WRITTEN REQUEST:
Print out every record exactly as it appears.

─── RECORDS SHOWN ───

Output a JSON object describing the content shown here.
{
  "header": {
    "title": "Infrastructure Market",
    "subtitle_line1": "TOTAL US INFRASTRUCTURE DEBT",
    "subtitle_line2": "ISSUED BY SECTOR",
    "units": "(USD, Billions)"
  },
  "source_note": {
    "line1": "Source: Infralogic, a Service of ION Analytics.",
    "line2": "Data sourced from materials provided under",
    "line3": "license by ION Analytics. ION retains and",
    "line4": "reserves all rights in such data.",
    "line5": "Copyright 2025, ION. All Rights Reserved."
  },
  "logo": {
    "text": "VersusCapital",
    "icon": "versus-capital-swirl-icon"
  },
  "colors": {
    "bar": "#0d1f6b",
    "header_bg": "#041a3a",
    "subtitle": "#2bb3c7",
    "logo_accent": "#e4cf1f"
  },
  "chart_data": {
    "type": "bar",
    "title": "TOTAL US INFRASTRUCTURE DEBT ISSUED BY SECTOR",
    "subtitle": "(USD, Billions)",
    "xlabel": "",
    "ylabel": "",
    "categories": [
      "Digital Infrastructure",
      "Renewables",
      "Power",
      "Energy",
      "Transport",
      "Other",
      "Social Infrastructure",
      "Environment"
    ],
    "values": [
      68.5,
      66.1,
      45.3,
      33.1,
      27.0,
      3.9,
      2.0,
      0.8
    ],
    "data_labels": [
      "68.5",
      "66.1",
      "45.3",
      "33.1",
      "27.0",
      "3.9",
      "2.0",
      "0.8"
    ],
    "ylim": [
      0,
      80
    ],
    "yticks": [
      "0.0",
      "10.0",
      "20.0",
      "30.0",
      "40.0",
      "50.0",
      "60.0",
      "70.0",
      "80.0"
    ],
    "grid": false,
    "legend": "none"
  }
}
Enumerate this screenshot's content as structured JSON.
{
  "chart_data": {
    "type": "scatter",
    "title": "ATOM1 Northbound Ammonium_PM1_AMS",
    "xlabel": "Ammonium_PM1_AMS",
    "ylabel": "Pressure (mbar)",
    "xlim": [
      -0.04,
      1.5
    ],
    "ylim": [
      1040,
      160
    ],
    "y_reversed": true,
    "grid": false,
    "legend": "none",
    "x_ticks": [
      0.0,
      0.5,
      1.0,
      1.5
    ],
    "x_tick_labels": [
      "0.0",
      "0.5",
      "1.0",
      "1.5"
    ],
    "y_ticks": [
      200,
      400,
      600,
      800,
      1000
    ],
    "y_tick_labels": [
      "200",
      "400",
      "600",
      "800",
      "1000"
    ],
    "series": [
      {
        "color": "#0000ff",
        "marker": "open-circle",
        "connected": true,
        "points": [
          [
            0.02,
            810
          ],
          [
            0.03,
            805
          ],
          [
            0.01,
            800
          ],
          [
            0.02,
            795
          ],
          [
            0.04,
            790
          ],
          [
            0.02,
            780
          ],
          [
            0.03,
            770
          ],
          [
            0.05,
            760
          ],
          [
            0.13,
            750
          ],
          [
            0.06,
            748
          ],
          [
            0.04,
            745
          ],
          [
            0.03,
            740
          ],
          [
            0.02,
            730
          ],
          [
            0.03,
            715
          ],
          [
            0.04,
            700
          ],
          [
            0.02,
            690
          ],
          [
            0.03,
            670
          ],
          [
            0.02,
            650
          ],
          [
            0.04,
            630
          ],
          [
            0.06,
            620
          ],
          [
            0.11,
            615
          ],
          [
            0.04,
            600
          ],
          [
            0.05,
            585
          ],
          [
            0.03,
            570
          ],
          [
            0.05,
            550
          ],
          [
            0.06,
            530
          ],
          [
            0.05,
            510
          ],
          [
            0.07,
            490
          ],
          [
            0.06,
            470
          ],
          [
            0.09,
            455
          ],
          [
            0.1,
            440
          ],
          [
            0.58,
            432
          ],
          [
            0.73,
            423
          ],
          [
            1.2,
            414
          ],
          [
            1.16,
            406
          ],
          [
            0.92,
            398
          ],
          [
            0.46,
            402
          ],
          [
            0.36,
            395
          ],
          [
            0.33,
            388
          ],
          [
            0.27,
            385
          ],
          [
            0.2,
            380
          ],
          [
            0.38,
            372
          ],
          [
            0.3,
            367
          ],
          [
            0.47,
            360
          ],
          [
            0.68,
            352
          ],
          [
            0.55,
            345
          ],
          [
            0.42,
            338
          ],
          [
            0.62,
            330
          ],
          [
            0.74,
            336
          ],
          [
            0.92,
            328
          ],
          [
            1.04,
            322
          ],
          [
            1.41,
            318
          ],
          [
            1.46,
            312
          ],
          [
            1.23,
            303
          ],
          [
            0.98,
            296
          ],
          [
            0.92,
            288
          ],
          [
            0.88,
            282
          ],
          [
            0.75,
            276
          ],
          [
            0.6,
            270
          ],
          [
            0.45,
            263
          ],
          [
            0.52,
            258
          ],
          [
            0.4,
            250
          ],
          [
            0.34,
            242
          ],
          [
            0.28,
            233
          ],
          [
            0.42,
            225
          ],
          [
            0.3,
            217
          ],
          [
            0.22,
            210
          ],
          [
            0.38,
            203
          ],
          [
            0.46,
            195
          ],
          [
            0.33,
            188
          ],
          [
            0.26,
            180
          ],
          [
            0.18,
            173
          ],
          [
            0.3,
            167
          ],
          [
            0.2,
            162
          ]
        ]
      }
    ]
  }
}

───

CORRECT RESPONSE:
Output a JSON object describing the content shown here.
{
  "header": {
    "title": "Infrastructure Market",
    "subtitle_line1": "TOTAL US INFRASTRUCTURE DEBT",
    "subtitle_line2": "ISSUED BY SECTOR",
    "units": "(USD, Billions)"
  },
  "source_note": {
    "line1": "Source: Infralogic, a Service of ION Analytics.",
    "line2": "Data sourced from materials provided under",
    "line3": "license by ION Analytics. ION retains and",
    "line4": "reserves all rights in such data.",
    "line5": "Copyright 2025, ION. All Rights Reserved."
  },
  "logo": {
    "text": "VersusCapital",
    "icon": "versus-capital-swirl-icon"
  },
  "colors": {
    "bar": "#0d1f6b",
    "header_bg": "#041a3a",
    "subtitle": "#2bb3c7",
    "logo_accent": "#e4cf1f"
  },
  "chart_data": {
    "type": "bar",
    "title": "TOTAL US INFRASTRUCTURE DEBT ISSUED BY SECTOR",
    "subtitle": "(USD, Billions)",
    "xlabel": "",
    "ylabel": "",
    "categories": [
      "Digital Infrastructure",
      "Renewables",
      "Power",
      "Energy",
      "Transport",
      "Other",
      "Social Infrastructure",
      "Environment"
    ],
    "values": [
      68.5,
      66.1,
      45.3,
      33.1,
      27.0,
      3.9,
      2.0,
      0.8
    ],
    "data_labels": [
      "68.5",
      "66.1",
      "45.3",
      "33.1",
      "27.0",
      "3.9",
      "2.0",
      "0.8"
    ],
    "ylim": [
      0,
      80
    ],
    "yticks": [
      "0.0",
      "10.0",
      "20.0",
      "30.0",
      "40.0",
      "50.0",
      "60.0",
      "70.0",
      "80.0"
    ],
    "grid": false,
    "legend": "none"
  }
}
Enumerate this screenshot's content as structured JSON.
{
  "chart_data": {
    "type": "scatter",
    "title": "ATOM1 Northbound Ammonium_PM1_AMS",
    "xlabel": "Ammonium_PM1_AMS",
    "ylabel": "Pressure (mbar)",
    "xlim": [
      -0.04,
      1.5
    ],
    "ylim": [
      1040,
      160
    ],
    "y_reversed": true,
    "grid": false,
    "legend": "none",
    "x_ticks": [
      0.0,
      0.5,
      1.0,
      1.5
    ],
    "x_tick_labels": [
      "0.0",
      "0.5",
      "1.0",
      "1.5"
    ],
    "y_ticks": [
      200,
      400,
      600,
      800,
      1000
    ],
    "y_tick_labels": [
      "200",
      "400",
      "600",
      "800",
      "1000"
    ],
    "series": [
      {
        "color": "#0000ff",
        "marker": "open-circle",
        "connected": true,
        "points": [
          [
            0.02,
            810
          ],
          [
            0.03,
            805
          ],
          [
            0.01,
            800
          ],
          [
            0.02,
            795
          ],
          [
            0.04,
            790
          ],
          [
            0.02,
            780
          ],
          [
            0.03,
            770
          ],
          [
            0.05,
            760
          ],
          [
            0.13,
            750
          ],
          [
            0.06,
            748
          ],
          [
            0.04,
            745
          ],
          [
            0.03,
            740
          ],
          [
            0.02,
            730
          ],
          [
            0.03,
            715
          ],
          [
            0.04,
            700
          ],
          [
            0.02,
            690
          ],
          [
            0.03,
            670
          ],
          [
            0.02,
            650
          ],
          [
            0.04,
            630
          ],
          [
            0.06,
            620
          ],
          [
            0.11,
            615
          ],
          [
            0.04,
            600
          ],
          [
            0.05,
            585
          ],
          [
            0.03,
            570
          ],
          [
            0.05,
            550
          ],
          [
            0.06,
            530
          ],
          [
            0.05,
            510
          ],
          [
            0.07,
            490
          ],
          [
            0.06,
            470
          ],
          [
            0.09,
            455
          ],
          [
            0.1,
            440
          ],
          [
            0.58,
            432
          ],
          [
            0.73,
            423
          ],
          [
            1.2,
            414
          ],
          [
            1.16,
            406
          ],
          [
            0.92,
            398
          ],
          [
            0.46,
            402
          ],
          [
            0.36,
            395
          ],
          [
            0.33,
            388
          ],
          [
            0.27,
            385
          ],
          [
            0.2,
            380
          ],
          [
            0.38,
            372
          ],
          [
            0.3,
            367
          ],
          [
            0.47,
            360
          ],
          [
            0.68,
            352
          ],
          [
            0.55,
            345
          ],
          [
            0.42,
            338
          ],
          [
            0.62,
            330
          ],
          [
            0.74,
            336
          ],
          [
            0.92,
            328
          ],
          [
            1.04,
            322
          ],
          [
            1.41,
            318
          ],
          [
            1.46,
            312
          ],
          [
            1.23,
            303
          ],
          [
            0.98,
            296
          ],
          [
            0.92,
            288
          ],
          [
            0.88,
            282
          ],
          [
            0.75,
            276
          ],
          [
            0.6,
            270
          ],
          [
            0.45,
            263
          ],
          [
            0.52,
            258
          ],
          [
            0.4,
            250
          ],
          [
            0.34,
            242
          ],
          [
            0.28,
            233
          ],
          [
            0.42,
            225
          ],
          [
            0.3,
            217
          ],
          [
            0.22,
            210
          ],
          [
            0.38,
            203
          ],
          [
            0.46,
            195
          ],
          [
            0.33,
            188
          ],
          [
            0.26,
            180
          ],
          [
            0.18,
            173
          ],
          [
            0.3,
            167
          ],
          [
            0.2,
            162
          ]
        ]
      }
    ]
  }
}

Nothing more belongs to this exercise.